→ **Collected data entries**
↓↓↓

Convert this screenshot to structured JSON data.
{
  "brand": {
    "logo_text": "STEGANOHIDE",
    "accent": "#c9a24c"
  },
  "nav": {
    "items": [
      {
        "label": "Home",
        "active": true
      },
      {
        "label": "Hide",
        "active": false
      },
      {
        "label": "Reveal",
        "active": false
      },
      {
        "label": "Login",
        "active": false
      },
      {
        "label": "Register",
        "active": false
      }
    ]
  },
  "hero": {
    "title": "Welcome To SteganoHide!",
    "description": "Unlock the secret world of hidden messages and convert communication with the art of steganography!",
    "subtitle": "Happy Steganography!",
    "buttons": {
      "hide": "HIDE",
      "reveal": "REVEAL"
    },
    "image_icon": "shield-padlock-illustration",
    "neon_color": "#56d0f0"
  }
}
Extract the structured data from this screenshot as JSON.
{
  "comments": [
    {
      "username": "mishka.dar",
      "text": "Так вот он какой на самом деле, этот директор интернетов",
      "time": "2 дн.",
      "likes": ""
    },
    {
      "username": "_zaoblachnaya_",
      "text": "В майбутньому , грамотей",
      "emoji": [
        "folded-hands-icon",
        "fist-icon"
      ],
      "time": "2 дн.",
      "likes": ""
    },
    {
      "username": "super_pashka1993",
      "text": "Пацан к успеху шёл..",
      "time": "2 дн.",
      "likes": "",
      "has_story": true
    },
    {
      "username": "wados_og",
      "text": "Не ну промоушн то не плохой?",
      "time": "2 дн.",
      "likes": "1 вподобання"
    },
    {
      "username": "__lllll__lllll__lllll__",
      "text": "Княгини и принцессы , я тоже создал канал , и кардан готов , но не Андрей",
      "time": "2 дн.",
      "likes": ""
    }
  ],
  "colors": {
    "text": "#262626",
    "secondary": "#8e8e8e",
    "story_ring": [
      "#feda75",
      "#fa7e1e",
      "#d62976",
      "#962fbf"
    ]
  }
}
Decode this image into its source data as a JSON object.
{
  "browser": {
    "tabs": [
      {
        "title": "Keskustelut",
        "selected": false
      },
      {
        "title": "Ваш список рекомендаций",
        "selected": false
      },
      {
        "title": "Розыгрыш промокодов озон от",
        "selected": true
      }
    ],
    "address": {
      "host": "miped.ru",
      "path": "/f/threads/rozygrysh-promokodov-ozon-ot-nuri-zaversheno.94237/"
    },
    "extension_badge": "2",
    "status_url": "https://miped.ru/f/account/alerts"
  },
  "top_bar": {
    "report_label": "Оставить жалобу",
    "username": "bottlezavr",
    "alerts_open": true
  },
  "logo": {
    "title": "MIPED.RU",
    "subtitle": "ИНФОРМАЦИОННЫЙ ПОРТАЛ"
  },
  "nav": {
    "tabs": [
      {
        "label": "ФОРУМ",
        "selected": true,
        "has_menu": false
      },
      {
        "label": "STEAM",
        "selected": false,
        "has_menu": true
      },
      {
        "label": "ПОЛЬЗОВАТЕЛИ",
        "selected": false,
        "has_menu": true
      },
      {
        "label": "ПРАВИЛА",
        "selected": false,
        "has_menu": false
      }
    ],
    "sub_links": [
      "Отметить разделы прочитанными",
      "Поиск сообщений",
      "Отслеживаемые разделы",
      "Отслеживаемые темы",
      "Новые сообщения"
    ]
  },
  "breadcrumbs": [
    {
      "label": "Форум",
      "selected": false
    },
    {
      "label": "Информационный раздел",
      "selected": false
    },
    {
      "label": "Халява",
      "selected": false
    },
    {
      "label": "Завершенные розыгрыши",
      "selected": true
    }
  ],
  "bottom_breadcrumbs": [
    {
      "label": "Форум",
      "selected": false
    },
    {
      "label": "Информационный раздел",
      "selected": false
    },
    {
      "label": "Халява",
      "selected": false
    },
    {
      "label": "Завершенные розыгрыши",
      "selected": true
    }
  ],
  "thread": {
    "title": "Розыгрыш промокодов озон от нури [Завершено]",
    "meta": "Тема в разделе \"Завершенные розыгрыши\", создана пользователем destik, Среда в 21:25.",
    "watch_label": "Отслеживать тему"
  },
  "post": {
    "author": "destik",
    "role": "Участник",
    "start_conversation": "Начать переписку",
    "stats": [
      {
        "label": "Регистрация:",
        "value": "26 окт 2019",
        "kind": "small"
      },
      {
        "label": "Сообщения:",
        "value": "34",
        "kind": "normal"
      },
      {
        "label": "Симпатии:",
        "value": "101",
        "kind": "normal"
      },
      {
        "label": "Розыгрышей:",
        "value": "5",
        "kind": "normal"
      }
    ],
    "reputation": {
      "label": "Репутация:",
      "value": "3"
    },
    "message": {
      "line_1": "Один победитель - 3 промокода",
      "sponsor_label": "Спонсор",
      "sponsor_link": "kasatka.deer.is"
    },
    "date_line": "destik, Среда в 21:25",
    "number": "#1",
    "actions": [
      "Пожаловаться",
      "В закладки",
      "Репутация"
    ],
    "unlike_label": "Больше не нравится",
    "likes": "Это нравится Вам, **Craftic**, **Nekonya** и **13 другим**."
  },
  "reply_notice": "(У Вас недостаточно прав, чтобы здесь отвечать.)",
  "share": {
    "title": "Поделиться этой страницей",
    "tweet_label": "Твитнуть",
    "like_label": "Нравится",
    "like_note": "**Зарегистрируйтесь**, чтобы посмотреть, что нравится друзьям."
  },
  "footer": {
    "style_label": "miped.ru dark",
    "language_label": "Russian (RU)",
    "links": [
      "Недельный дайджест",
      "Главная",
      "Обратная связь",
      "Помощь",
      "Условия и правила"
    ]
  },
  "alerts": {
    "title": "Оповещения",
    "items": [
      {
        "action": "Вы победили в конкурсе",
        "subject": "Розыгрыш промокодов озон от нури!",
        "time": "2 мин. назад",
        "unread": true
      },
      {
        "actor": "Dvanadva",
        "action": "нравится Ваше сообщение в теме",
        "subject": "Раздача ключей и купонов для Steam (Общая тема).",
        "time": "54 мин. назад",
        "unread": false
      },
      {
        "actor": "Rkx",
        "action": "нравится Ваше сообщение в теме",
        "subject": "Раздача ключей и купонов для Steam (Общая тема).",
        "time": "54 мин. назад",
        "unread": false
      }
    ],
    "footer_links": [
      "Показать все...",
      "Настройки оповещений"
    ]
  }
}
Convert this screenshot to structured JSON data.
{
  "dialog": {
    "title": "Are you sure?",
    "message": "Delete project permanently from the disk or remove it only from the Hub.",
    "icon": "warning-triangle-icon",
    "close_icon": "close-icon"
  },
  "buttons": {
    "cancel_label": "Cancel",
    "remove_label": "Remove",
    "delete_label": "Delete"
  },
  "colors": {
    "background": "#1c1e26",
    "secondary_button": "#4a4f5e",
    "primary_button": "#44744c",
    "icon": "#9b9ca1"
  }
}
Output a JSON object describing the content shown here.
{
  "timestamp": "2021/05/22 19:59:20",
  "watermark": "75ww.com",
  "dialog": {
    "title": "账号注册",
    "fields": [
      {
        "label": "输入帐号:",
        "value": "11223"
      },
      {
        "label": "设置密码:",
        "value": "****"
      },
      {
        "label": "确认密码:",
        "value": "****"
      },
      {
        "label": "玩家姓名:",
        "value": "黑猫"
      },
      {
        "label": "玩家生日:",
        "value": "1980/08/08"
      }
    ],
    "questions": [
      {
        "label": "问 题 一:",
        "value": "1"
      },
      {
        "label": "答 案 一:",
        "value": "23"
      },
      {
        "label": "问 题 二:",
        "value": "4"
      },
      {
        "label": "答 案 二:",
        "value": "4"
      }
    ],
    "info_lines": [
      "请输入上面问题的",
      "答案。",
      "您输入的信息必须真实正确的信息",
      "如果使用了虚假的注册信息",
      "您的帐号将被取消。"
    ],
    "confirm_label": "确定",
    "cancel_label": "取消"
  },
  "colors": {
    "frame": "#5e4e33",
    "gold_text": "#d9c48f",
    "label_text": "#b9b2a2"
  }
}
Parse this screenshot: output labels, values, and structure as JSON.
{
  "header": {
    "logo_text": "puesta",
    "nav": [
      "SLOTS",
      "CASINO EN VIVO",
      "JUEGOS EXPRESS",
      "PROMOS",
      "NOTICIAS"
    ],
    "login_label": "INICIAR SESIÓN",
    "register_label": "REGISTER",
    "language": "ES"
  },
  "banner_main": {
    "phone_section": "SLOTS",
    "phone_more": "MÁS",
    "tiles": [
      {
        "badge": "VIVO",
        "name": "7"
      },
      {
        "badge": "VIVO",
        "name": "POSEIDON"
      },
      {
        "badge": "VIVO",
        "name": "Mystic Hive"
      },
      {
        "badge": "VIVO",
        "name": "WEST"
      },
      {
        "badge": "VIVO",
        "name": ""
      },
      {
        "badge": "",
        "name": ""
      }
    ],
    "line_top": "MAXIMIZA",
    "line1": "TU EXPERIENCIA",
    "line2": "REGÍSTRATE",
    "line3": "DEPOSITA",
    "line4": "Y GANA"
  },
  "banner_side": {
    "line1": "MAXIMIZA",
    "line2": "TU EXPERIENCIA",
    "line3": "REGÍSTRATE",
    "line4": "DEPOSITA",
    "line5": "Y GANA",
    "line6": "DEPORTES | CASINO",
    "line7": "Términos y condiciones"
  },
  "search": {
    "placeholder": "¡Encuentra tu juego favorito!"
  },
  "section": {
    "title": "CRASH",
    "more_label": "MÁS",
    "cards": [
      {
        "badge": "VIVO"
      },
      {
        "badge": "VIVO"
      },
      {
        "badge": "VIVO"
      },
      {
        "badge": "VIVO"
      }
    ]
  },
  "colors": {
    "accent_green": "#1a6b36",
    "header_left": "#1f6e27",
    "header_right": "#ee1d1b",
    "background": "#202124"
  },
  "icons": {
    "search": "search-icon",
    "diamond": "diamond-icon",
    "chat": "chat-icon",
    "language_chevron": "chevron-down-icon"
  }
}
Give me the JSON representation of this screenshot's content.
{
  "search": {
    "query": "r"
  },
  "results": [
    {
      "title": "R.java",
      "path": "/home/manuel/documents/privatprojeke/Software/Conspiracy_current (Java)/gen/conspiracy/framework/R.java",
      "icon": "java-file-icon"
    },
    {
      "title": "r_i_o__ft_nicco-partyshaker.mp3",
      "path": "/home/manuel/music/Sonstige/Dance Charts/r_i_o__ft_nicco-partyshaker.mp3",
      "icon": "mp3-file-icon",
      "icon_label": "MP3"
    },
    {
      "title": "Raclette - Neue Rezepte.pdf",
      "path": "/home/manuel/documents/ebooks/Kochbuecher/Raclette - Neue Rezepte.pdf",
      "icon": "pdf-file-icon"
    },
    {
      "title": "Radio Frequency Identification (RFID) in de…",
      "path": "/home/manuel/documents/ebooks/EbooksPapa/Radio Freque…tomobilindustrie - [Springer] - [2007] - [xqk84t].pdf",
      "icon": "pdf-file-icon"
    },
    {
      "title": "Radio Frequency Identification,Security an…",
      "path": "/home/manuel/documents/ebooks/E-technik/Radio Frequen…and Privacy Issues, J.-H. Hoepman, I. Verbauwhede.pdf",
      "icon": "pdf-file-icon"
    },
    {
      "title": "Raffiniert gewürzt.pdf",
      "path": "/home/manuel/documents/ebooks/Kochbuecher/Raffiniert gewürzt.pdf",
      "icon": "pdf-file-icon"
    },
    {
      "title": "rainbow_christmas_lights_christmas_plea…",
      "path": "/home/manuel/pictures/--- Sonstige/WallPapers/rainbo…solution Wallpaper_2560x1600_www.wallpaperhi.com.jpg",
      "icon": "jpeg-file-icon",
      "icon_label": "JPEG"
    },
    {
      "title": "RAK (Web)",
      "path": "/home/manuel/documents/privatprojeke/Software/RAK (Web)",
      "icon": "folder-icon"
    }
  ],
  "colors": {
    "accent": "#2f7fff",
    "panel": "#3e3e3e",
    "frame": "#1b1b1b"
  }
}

↑↑↑

→ **Challenge**
Pull out all lines from the entries above in which the word "username" appears.

→ **Complete output**
      "username": "mishka.dar",
      "username": "_zaoblachnaya_",
      "username": "super_pashka1993",
      "username": "wados_og",
      "username": "__lllll__lllll__lllll__",
    "username": "bottlezavr",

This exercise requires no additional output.